» **What the exercise asks**
Reproduce the lines below without any change, starting with the first line and ending with the line that contains "character-cell: 香 xyxy=(413,323,478,385)", including that line.

+++

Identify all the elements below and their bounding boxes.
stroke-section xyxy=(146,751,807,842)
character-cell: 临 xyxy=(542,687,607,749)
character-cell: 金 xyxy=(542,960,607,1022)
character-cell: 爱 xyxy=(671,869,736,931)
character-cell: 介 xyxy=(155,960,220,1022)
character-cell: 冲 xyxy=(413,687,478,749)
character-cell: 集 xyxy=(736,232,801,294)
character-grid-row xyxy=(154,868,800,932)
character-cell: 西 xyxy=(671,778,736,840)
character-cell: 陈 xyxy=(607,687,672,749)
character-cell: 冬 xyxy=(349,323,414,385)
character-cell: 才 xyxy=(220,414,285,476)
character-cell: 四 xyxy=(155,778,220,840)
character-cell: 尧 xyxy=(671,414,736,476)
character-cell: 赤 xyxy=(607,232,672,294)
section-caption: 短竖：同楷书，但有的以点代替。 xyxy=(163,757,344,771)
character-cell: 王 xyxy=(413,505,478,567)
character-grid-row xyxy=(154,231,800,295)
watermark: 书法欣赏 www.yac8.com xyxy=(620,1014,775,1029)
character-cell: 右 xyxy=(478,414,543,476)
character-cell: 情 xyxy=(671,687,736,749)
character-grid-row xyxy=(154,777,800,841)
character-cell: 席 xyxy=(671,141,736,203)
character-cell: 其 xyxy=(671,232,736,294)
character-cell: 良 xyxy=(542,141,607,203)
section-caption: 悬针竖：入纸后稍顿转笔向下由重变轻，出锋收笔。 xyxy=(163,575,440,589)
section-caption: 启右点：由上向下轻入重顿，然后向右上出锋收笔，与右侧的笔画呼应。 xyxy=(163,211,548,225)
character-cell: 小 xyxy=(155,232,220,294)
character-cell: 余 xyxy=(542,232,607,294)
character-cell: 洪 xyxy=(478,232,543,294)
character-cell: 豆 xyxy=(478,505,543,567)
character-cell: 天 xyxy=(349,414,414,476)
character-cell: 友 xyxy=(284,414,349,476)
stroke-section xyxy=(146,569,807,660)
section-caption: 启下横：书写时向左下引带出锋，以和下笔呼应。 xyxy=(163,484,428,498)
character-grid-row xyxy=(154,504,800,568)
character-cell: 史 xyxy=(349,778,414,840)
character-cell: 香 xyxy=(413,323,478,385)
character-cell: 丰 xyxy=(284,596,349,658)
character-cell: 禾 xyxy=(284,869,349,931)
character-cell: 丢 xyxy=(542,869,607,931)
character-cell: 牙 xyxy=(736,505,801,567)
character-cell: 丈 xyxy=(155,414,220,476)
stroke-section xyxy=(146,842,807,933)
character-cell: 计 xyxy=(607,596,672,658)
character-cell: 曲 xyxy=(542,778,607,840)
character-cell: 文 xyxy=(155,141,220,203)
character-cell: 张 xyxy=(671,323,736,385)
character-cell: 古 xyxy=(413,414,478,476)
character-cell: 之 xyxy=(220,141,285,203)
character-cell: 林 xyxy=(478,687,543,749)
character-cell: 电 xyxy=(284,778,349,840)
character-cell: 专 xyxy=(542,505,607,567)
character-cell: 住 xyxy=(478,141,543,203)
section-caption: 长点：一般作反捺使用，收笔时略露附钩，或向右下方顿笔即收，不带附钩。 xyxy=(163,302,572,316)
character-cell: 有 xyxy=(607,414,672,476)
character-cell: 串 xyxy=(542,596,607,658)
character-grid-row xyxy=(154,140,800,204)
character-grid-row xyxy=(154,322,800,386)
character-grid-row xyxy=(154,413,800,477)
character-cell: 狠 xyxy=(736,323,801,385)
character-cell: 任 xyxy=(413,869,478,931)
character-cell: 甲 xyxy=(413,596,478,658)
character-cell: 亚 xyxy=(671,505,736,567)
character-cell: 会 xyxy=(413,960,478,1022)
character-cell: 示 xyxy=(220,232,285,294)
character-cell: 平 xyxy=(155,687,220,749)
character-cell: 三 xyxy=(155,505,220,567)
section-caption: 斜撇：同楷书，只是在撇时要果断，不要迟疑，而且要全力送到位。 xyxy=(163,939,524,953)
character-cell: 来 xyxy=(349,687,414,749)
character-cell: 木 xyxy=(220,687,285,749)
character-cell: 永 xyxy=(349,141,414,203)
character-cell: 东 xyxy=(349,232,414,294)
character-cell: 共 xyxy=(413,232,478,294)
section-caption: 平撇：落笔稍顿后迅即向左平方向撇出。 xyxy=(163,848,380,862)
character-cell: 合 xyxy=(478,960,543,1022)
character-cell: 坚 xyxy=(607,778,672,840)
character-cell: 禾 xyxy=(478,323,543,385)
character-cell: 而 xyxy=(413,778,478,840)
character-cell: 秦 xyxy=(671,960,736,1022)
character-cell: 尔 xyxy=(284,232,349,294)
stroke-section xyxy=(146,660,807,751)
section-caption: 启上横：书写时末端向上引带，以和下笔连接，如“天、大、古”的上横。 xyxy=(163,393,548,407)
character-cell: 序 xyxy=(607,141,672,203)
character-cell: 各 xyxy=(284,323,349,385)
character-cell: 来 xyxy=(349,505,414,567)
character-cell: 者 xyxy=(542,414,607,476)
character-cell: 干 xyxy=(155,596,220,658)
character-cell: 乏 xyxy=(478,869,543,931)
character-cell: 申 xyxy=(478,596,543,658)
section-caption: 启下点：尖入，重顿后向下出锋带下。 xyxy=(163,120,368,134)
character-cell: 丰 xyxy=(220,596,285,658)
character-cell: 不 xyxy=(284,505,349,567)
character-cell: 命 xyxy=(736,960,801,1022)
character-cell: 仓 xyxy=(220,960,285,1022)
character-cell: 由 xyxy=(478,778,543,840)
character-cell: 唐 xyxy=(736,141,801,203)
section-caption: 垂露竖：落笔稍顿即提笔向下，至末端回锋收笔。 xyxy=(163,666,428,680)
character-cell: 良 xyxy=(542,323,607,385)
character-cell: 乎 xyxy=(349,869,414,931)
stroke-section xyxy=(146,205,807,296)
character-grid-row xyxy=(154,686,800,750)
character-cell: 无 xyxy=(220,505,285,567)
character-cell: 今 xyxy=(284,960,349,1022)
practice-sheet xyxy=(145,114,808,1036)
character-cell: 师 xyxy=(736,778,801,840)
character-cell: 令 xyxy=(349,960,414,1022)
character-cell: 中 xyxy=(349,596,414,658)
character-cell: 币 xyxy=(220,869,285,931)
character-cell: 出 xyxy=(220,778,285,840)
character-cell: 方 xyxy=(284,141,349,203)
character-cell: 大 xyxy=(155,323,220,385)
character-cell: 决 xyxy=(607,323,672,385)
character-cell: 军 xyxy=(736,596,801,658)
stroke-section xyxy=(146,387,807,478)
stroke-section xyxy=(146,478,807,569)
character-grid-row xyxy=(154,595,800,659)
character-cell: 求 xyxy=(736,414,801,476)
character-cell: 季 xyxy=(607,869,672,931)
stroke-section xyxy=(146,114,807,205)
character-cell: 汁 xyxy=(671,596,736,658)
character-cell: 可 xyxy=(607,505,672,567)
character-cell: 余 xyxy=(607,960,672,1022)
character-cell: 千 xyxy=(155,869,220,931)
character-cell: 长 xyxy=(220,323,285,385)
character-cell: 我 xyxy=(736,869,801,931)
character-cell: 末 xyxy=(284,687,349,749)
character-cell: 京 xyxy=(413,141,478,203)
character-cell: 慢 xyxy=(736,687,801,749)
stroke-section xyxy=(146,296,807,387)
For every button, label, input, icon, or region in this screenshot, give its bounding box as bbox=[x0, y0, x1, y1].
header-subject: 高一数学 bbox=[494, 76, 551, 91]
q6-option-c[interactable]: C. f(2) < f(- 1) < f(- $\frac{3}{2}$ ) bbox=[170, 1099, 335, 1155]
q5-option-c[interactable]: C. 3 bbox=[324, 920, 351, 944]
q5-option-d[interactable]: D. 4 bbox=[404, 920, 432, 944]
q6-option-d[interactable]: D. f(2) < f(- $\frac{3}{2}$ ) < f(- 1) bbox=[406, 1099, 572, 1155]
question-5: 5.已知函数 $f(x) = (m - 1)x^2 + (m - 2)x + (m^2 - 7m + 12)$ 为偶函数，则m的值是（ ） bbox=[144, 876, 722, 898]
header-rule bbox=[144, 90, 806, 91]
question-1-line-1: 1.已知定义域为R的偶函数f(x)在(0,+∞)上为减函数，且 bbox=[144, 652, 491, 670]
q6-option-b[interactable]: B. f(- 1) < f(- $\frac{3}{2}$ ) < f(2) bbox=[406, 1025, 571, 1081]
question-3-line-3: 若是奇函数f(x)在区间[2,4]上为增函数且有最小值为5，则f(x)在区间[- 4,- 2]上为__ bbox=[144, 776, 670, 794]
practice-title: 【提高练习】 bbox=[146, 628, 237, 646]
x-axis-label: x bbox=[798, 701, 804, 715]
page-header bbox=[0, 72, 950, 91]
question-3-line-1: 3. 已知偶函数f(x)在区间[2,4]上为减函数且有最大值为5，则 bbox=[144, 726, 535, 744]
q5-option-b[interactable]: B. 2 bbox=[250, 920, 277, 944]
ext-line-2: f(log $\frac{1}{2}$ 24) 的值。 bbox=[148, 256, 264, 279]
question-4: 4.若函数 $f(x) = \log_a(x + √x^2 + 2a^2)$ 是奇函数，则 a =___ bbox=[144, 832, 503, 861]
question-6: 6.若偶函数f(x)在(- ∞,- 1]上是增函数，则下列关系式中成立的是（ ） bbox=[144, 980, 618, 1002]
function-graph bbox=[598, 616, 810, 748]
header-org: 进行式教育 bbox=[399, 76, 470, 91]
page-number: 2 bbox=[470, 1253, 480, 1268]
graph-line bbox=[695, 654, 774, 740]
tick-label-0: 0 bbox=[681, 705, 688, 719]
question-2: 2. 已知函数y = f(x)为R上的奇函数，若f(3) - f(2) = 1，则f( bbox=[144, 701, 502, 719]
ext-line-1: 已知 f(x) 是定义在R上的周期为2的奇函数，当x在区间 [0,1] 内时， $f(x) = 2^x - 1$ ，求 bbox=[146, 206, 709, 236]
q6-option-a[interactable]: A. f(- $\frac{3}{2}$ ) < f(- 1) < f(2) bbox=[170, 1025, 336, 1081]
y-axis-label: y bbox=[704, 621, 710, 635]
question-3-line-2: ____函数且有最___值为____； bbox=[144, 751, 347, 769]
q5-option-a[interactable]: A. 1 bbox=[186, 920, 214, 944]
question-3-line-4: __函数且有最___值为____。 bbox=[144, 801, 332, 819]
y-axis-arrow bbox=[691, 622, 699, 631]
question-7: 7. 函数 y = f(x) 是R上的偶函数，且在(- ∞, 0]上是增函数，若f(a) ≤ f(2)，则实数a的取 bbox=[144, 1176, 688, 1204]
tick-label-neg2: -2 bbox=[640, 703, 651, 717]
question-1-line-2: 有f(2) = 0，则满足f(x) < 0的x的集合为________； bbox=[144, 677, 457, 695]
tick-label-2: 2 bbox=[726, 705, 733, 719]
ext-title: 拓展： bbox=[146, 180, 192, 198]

+++

» **Output of the task**
Identify all the elements below and their bounding boxes.
stroke-section xyxy=(146,751,807,842)
character-cell: 临 xyxy=(542,687,607,749)
character-cell: 金 xyxy=(542,960,607,1022)
character-cell: 爱 xyxy=(671,869,736,931)
character-cell: 介 xyxy=(155,960,220,1022)
character-cell: 冲 xyxy=(413,687,478,749)
character-cell: 集 xyxy=(736,232,801,294)
character-grid-row xyxy=(154,868,800,932)
character-cell: 西 xyxy=(671,778,736,840)
character-cell: 陈 xyxy=(607,687,672,749)
character-cell: 冬 xyxy=(349,323,414,385)
character-cell: 才 xyxy=(220,414,285,476)
character-cell: 四 xyxy=(155,778,220,840)
character-cell: 尧 xyxy=(671,414,736,476)
character-cell: 赤 xyxy=(607,232,672,294)
section-caption: 短竖：同楷书，但有的以点代替。 xyxy=(163,757,344,771)
character-cell: 王 xyxy=(413,505,478,567)
character-grid-row xyxy=(154,231,800,295)
watermark: 书法欣赏 www.yac8.com xyxy=(620,1014,775,1029)
character-cell: 右 xyxy=(478,414,543,476)
character-cell: 情 xyxy=(671,687,736,749)
character-grid-row xyxy=(154,777,800,841)
character-cell: 席 xyxy=(671,141,736,203)
character-cell: 其 xyxy=(671,232,736,294)
character-cell: 良 xyxy=(542,141,607,203)
section-caption: 悬针竖：入纸后稍顿转笔向下由重变轻，出锋收笔。 xyxy=(163,575,440,589)
section-caption: 启右点：由上向下轻入重顿，然后向右上出锋收笔，与右侧的笔画呼应。 xyxy=(163,211,548,225)
character-cell: 小 xyxy=(155,232,220,294)
character-cell: 余 xyxy=(542,232,607,294)
character-cell: 洪 xyxy=(478,232,543,294)
character-cell: 豆 xyxy=(478,505,543,567)
character-cell: 天 xyxy=(349,414,414,476)
character-cell: 友 xyxy=(284,414,349,476)
stroke-section xyxy=(146,569,807,660)
section-caption: 启下横：书写时向左下引带出锋，以和下笔呼应。 xyxy=(163,484,428,498)
character-grid-row xyxy=(154,504,800,568)
character-cell: 史 xyxy=(349,778,414,840)
character-cell: 香 xyxy=(413,323,478,385)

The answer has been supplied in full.